-- AIM --
Update these lines by replacing "bounding boxes" with "box coordinates" wherever it occurs, and keep everything else the same. Leave the pictures out of your answer.

+ + + + +

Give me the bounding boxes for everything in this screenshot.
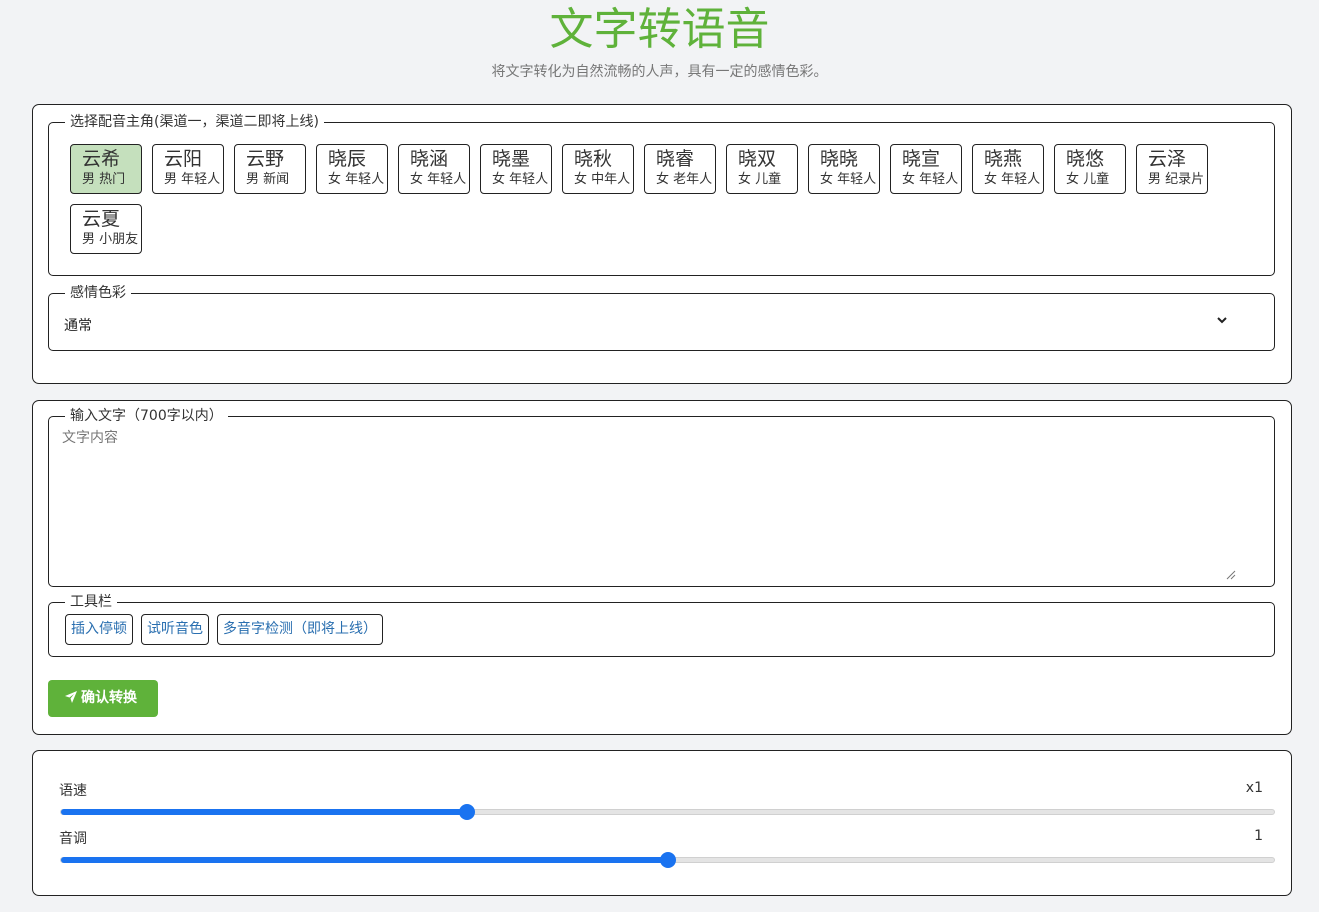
- speed-label: 语速: [59, 783, 87, 799]
- voice-option[interactable]: 晓辰女 年轻人: [316, 144, 388, 194]
- page-title: 文字转语音: [549, 4, 770, 55]
- voice-name: 晓墨: [492, 148, 531, 170]
- voice-name: 晓晓: [820, 148, 859, 170]
- pitch-value: 1: [1254, 828, 1263, 844]
- voice-tag: 女 年轻人: [328, 172, 385, 187]
- pitch-slider-fill: [61, 857, 668, 863]
- voice-option[interactable]: 晓宣女 年轻人: [890, 144, 962, 194]
- pitch-slider[interactable]: [60, 852, 1275, 868]
- voice-name: 云夏: [82, 208, 121, 230]
- voice-option[interactable]: 晓晓女 年轻人: [808, 144, 880, 194]
- voice-option[interactable]: 晓墨女 年轻人: [480, 144, 552, 194]
- voice-selector-fieldset: 选择配音主角(渠道一，渠道二即将上线) 云希男 热门 云阳男 年轻人 云野男 新闻晓…: [48, 113, 1275, 276]
- voice-option[interactable]: 云夏男 小朋友: [70, 204, 142, 254]
- speed-slider-thumb[interactable]: [459, 804, 476, 820]
- voice-tag: 女 儿童: [1066, 172, 1110, 187]
- voice-name: 晓燕: [984, 148, 1023, 170]
- emotion-legend: 感情色彩: [65, 284, 131, 302]
- voice-option[interactable]: 晓睿女 老年人: [644, 144, 716, 194]
- voice-tag: 女 年轻人: [984, 172, 1041, 187]
- confirm-convert-button[interactable]: 确认转换: [48, 680, 158, 717]
- voice-selector-legend: 选择配音主角(渠道一，渠道二即将上线): [65, 113, 324, 131]
- resize-handle-icon[interactable]: [1226, 570, 1236, 580]
- voice-tag: 女 儿童: [738, 172, 782, 187]
- voice-option[interactable]: 云野男 新闻: [234, 144, 306, 194]
- polyphone-check-button[interactable]: 多音字检测（即将上线）: [217, 614, 383, 645]
- voice-tag: 男 新闻: [246, 172, 290, 187]
- pitch-label: 音调: [59, 831, 87, 847]
- voice-option[interactable]: 晓燕女 年轻人: [972, 144, 1044, 194]
- voice-option[interactable]: 云希男 热门: [70, 144, 142, 194]
- chevron-down-icon: [1217, 317, 1227, 324]
- voice-tag: 女 年轻人: [820, 172, 877, 187]
- voice-name: 晓宣: [902, 148, 941, 170]
- emotion-selected-value: 通常: [64, 318, 92, 334]
- emotion-select[interactable]: 感情色彩 通常: [48, 284, 1275, 351]
- text-input-legend: 输入文字（700字以内）: [65, 407, 228, 425]
- toolbar-fieldset: 工具栏 插入停顿 试听音色 多音字检测（即将上线）: [48, 593, 1275, 657]
- voice-tag: 男 热门: [82, 172, 126, 187]
- voice-option[interactable]: 晓双女 儿童: [726, 144, 798, 194]
- voice-name: 晓双: [738, 148, 777, 170]
- voice-name: 晓睿: [656, 148, 695, 170]
- voice-name: 云野: [246, 148, 285, 170]
- voice-option[interactable]: 云阳男 年轻人: [152, 144, 224, 194]
- voice-tag: 女 年轻人: [902, 172, 959, 187]
- speed-slider-fill: [61, 809, 468, 815]
- voice-name: 晓辰: [328, 148, 367, 170]
- speed-value: x1: [1245, 780, 1263, 796]
- audio-settings-card: 语速 x1 音调 1: [32, 750, 1292, 896]
- speed-slider[interactable]: [60, 804, 1275, 820]
- voice-name: 云阳: [164, 148, 203, 170]
- voice-tag: 女 中年人: [574, 172, 631, 187]
- toolbar-legend: 工具栏: [65, 593, 117, 611]
- voice-tag: 女 老年人: [656, 172, 713, 187]
- text-input-placeholder: 文字内容: [62, 430, 118, 446]
- voice-option[interactable]: 晓秋女 中年人: [562, 144, 634, 194]
- insert-pause-button[interactable]: 插入停顿: [65, 614, 133, 645]
- voice-name: 晓秋: [574, 148, 613, 170]
- text-input-area[interactable]: 输入文字（700字以内） 文字内容: [48, 407, 1275, 587]
- voice-settings-card: 选择配音主角(渠道一，渠道二即将上线) 云希男 热门 云阳男 年轻人 云野男 新闻晓…: [32, 104, 1292, 384]
- voice-tag: 男 纪录片: [1148, 172, 1205, 187]
- voice-name: 晓涵: [410, 148, 449, 170]
- voice-name: 晓悠: [1066, 148, 1105, 170]
- voice-tag: 男 年轻人: [164, 172, 221, 187]
- voice-tag: 女 年轻人: [410, 172, 467, 187]
- voice-option[interactable]: 晓悠女 儿童: [1054, 144, 1126, 194]
- voice-option[interactable]: 晓涵女 年轻人: [398, 144, 470, 194]
- pitch-slider-thumb[interactable]: [659, 852, 676, 868]
- voice-tag: 男 小朋友: [82, 232, 139, 247]
- voice-name: 云泽: [1148, 148, 1187, 170]
- voice-option[interactable]: 云泽男 纪录片: [1136, 144, 1208, 194]
- send-icon: [65, 691, 77, 703]
- text-input-card: 输入文字（700字以内） 文字内容 工具栏 插入停顿 试听音色 多音字检测（即将…: [32, 400, 1292, 735]
- voice-tag: 女 年轻人: [492, 172, 549, 187]
- confirm-convert-label: 确认转换: [81, 690, 137, 706]
- voice-name: 云希: [82, 148, 121, 170]
- page-subtitle: 将文字转化为自然流畅的人声，具有一定的感情色彩。: [491, 64, 828, 80]
- preview-voice-button[interactable]: 试听音色: [141, 614, 209, 645]
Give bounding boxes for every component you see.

+ + + + +

-- FINAL ANSWER --
Give me the box coordinates for everything in this screenshot.
- speed-label: 语速: [59, 783, 87, 799]
- voice-option[interactable]: 晓辰女 年轻人: [316, 144, 388, 194]
- page-title: 文字转语音: [549, 4, 770, 55]
- voice-name: 晓墨: [492, 148, 531, 170]
- voice-name: 晓晓: [820, 148, 859, 170]
- pitch-value: 1: [1254, 828, 1263, 844]
- voice-tag: 女 年轻人: [328, 172, 385, 187]
- pitch-slider-fill: [61, 857, 668, 863]
- voice-option[interactable]: 晓宣女 年轻人: [890, 144, 962, 194]
- pitch-slider[interactable]: [60, 852, 1275, 868]
- voice-name: 云夏: [82, 208, 121, 230]
- voice-option[interactable]: 晓晓女 年轻人: [808, 144, 880, 194]
- voice-option[interactable]: 晓墨女 年轻人: [480, 144, 552, 194]
- voice-selector-fieldset: 选择配音主角(渠道一，渠道二即将上线) 云希男 热门 云阳男 年轻人 云野男 新闻晓…: [48, 113, 1275, 276]
- voice-option[interactable]: 云夏男 小朋友: [70, 204, 142, 254]
- speed-slider-thumb[interactable]: [459, 804, 476, 820]
- voice-tag: 女 儿童: [1066, 172, 1110, 187]
- voice-name: 晓燕: [984, 148, 1023, 170]
- emotion-legend: 感情色彩: [65, 284, 131, 302]
- voice-option[interactable]: 晓睿女 老年人: [644, 144, 716, 194]
- voice-tag: 女 年轻人: [984, 172, 1041, 187]
- confirm-convert-button[interactable]: 确认转换: [48, 680, 158, 717]
- voice-selector-legend: 选择配音主角(渠道一，渠道二即将上线): [65, 113, 324, 131]
- resize-handle-icon[interactable]: [1226, 570, 1236, 580]
- voice-tag: 女 儿童: [738, 172, 782, 187]
- voice-option[interactable]: 云野男 新闻: [234, 144, 306, 194]
- polyphone-check-button[interactable]: 多音字检测（即将上线）: [217, 614, 383, 645]
- voice-tag: 男 新闻: [246, 172, 290, 187]
- pitch-label: 音调: [59, 831, 87, 847]
- voice-option[interactable]: 晓燕女 年轻人: [972, 144, 1044, 194]
- voice-option[interactable]: 云希男 热门: [70, 144, 142, 194]
- chevron-down-icon: [1217, 317, 1227, 324]
- voice-tag: 女 年轻人: [820, 172, 877, 187]
- voice-name: 晓宣: [902, 148, 941, 170]
- emotion-selected-value: 通常: [64, 318, 92, 334]
- emotion-select[interactable]: 感情色彩 通常: [48, 284, 1275, 351]
- text-input-legend: 输入文字（700字以内）: [65, 407, 228, 425]
- toolbar-fieldset: 工具栏 插入停顿 试听音色 多音字检测（即将上线）: [48, 593, 1275, 657]
- voice-tag: 男 热门: [82, 172, 126, 187]
- voice-option[interactable]: 晓双女 儿童: [726, 144, 798, 194]
- voice-name: 晓双: [738, 148, 777, 170]
- voice-name: 晓睿: [656, 148, 695, 170]
- voice-name: 云野: [246, 148, 285, 170]
- voice-option[interactable]: 云阳男 年轻人: [152, 144, 224, 194]
- voice-tag: 女 年轻人: [902, 172, 959, 187]
- speed-slider-fill: [61, 809, 468, 815]
- voice-name: 晓辰: [328, 148, 367, 170]
- speed-value: x1: [1245, 780, 1263, 796]
- audio-settings-card: 语速 x1 音调 1: [32, 750, 1292, 896]
- speed-slider[interactable]: [60, 804, 1275, 820]
- voice-name: 云阳: [164, 148, 203, 170]
- voice-tag: 女 中年人: [574, 172, 631, 187]
- toolbar-legend: 工具栏: [65, 593, 117, 611]
- voice-tag: 女 老年人: [656, 172, 713, 187]
- text-input-placeholder: 文字内容: [62, 430, 118, 446]
- voice-option[interactable]: 晓秋女 中年人: [562, 144, 634, 194]
- insert-pause-button[interactable]: 插入停顿: [65, 614, 133, 645]
- voice-name: 晓秋: [574, 148, 613, 170]
- text-input-area[interactable]: 输入文字（700字以内） 文字内容: [48, 407, 1275, 587]
- voice-settings-card: 选择配音主角(渠道一，渠道二即将上线) 云希男 热门 云阳男 年轻人 云野男 新闻晓…: [32, 104, 1292, 384]
- voice-tag: 男 纪录片: [1148, 172, 1205, 187]
- voice-name: 晓涵: [410, 148, 449, 170]
- voice-name: 晓悠: [1066, 148, 1105, 170]
- voice-tag: 男 年轻人: [164, 172, 221, 187]
- voice-tag: 女 年轻人: [410, 172, 467, 187]
- voice-option[interactable]: 晓悠女 儿童: [1054, 144, 1126, 194]
- voice-option[interactable]: 晓涵女 年轻人: [398, 144, 470, 194]
- pitch-slider-thumb[interactable]: [659, 852, 676, 868]
- voice-tag: 男 小朋友: [82, 232, 139, 247]
- voice-name: 云泽: [1148, 148, 1187, 170]
- voice-option[interactable]: 云泽男 纪录片: [1136, 144, 1208, 194]
- send-icon: [65, 691, 77, 703]
- text-input-card: 输入文字（700字以内） 文字内容 工具栏 插入停顿 试听音色 多音字检测（即将…: [32, 400, 1292, 735]
- voice-tag: 女 年轻人: [492, 172, 549, 187]
- confirm-convert-label: 确认转换: [81, 690, 137, 706]
- voice-name: 云希: [82, 148, 121, 170]
- page-subtitle: 将文字转化为自然流畅的人声，具有一定的感情色彩。: [491, 64, 828, 80]
- preview-voice-button[interactable]: 试听音色: [141, 614, 209, 645]
Give box coordinates for every component you see.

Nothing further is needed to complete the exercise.